> **WHAT TO WORK ON**:
A. According to the passage on Murray Turnbull, in what year did he first propose an "international college" for the peoples of Asia and the Pacific?
B. Write out word for word the part of the passage on Murray Turnbull that opens with the words containing "Murray Turnbull (1919–2014)" and closes with "emeritus in 1985.".

> **ARTICLE**:
━━━━━━━━━━

Murray Turnbull (1919–2014) was an American artist and art educator, but is best known as the founder of the East–West Center in Honolulu. He was born in Sibley, Iowa. He received a BFA from the University of Nebraska in 1941 and an MA from the University of Denver in 1949. In 1954, he began teaching at the University of Hawaii In 1959, while acting dean of the university's College of Arts and Sciences, Turnbull first proposed an "international college" for all the peoples of Asia and the Pacific. The idea was advanced by Hawaii's delegate to the U.S. House of Representatives (and later governor) John A. Burns, who, with the help of Senate Majority Leader Lyndon B. Johnson, obtained federal funding for an international university in Hawaii, now known as the East–West Center. Turnbull retired from the University of Hawaii as a professor emeritus in 1985.

━━━━━━━━━━

> **SUPPLIED ENTRIES**:
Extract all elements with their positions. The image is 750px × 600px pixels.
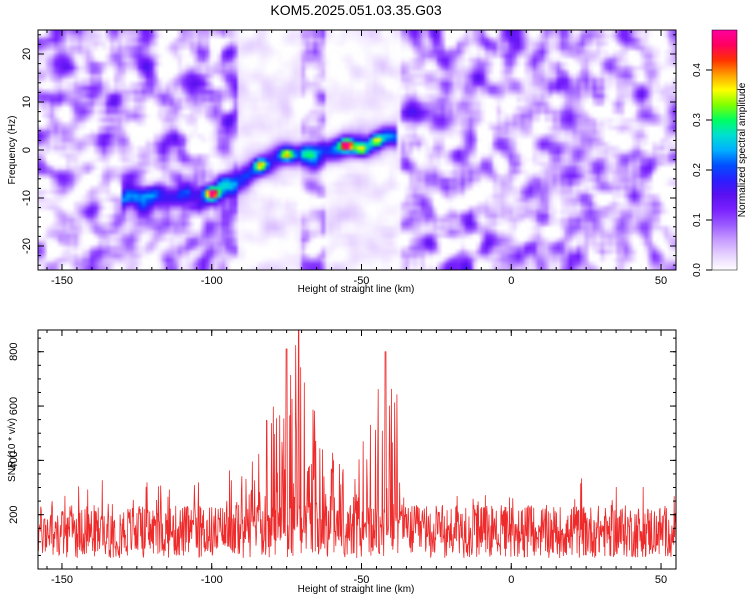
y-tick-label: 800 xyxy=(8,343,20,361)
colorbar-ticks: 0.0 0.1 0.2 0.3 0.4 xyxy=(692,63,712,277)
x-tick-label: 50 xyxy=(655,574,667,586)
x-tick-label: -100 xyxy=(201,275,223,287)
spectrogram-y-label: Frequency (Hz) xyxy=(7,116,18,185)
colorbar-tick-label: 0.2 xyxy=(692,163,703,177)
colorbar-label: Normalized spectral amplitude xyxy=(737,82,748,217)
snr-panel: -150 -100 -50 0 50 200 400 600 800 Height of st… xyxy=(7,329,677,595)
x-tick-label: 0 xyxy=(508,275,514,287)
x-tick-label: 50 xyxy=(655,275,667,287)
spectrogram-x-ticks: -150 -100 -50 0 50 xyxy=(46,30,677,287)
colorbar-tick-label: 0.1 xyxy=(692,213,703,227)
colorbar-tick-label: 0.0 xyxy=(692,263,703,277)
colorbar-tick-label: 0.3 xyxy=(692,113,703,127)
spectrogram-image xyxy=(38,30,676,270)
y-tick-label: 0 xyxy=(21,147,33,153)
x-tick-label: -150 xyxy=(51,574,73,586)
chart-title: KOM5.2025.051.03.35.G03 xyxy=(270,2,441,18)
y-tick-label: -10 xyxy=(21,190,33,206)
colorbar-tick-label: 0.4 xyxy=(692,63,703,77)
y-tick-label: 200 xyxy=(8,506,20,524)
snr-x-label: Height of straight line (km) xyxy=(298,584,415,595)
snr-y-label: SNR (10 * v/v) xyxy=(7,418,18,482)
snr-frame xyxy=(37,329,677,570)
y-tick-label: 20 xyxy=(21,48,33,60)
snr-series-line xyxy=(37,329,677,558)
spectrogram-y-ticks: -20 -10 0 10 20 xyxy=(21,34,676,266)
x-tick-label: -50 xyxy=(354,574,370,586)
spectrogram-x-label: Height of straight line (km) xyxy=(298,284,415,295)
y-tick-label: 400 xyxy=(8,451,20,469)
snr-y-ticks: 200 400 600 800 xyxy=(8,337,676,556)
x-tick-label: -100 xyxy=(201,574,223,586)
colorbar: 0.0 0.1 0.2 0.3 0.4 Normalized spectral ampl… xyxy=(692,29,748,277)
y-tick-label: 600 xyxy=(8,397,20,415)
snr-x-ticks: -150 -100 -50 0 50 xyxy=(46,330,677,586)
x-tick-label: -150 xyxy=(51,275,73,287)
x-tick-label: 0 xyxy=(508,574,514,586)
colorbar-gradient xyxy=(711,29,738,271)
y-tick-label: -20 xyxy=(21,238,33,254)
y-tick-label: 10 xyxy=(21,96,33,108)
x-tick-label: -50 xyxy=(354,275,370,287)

━━━━━━━━━━

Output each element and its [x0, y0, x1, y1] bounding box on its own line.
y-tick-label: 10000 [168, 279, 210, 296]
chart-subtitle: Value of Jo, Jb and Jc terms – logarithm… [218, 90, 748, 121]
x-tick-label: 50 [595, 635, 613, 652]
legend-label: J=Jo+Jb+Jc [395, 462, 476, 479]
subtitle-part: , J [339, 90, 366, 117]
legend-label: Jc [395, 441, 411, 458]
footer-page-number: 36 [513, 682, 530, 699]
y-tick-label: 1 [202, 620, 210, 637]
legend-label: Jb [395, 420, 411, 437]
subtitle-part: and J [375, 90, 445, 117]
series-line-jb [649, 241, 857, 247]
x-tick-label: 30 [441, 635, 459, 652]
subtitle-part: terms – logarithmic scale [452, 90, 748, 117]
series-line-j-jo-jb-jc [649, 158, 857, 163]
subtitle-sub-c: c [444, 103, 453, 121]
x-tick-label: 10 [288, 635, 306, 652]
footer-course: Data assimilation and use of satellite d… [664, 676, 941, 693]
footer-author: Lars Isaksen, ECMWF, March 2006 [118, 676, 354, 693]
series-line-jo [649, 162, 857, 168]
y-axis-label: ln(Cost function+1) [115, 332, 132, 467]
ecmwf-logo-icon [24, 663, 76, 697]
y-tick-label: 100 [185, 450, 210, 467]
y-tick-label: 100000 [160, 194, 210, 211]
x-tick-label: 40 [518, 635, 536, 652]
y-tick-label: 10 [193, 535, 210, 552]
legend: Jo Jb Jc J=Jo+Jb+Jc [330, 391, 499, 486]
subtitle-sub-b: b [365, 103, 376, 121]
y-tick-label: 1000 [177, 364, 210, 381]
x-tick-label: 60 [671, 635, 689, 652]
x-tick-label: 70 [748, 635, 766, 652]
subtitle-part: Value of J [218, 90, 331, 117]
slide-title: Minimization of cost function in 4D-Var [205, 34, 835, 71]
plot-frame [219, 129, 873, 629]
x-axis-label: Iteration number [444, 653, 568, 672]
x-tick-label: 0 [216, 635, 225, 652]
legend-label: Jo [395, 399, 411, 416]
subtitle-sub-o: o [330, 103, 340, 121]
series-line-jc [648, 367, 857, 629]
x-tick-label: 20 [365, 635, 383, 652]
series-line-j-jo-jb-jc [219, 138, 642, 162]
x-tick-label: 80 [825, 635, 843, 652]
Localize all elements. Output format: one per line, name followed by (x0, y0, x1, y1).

━━━━━━━━━━

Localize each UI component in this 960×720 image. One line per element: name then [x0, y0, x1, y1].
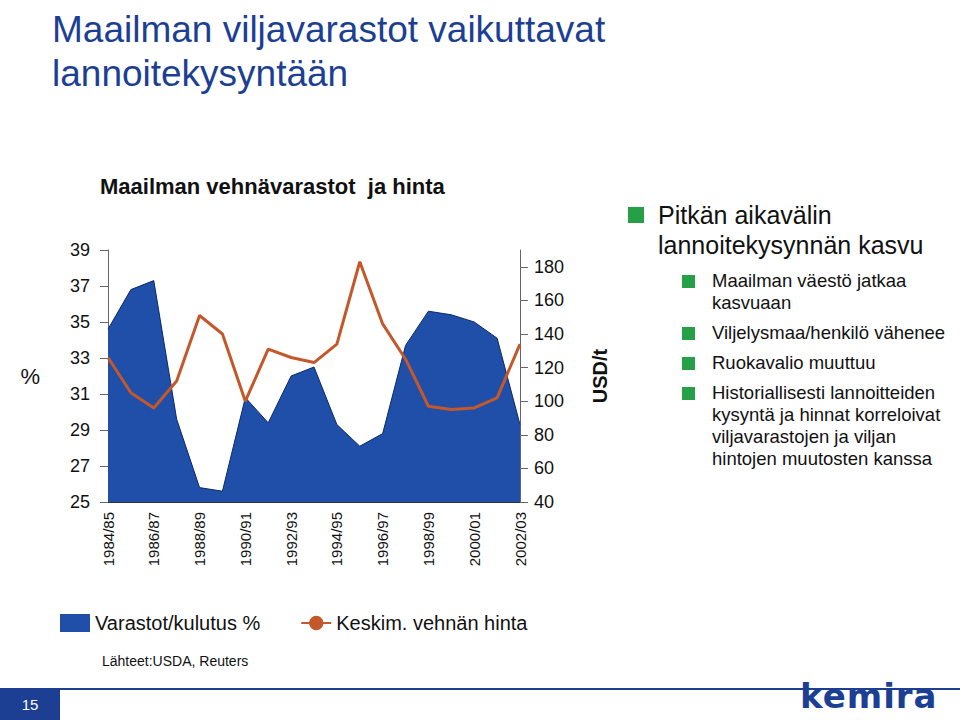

━━━━━━━━━━

> **EXPECTED OUTPUTS**:
A. 1959

B.
Murray Turnbull (1919–2014) was an American artist and art educator, but is best known as the founder of the East–West Center in Honolulu. He was born in Sibley, Iowa. He received a BFA from the University of Nebraska in 1941 and an MA from the University of Denver in 1949. In 1954, he began teaching at the University of Hawaii In 1959, while acting dean of the university's College of Arts and Sciences, Turnbull first proposed an "international college" for all the peoples of Asia and the Pacific. The idea was advanced by Hawaii's delegate to the U.S. House of Representatives (and later governor) John A. Burns, who, with the help of Senate Majority Leader Lyndon B. Johnson, obtained federal funding for an international university in Hawaii, now known as the East–West Center. Turnbull retired from the University of Hawaii as a professor emeritus in 1985.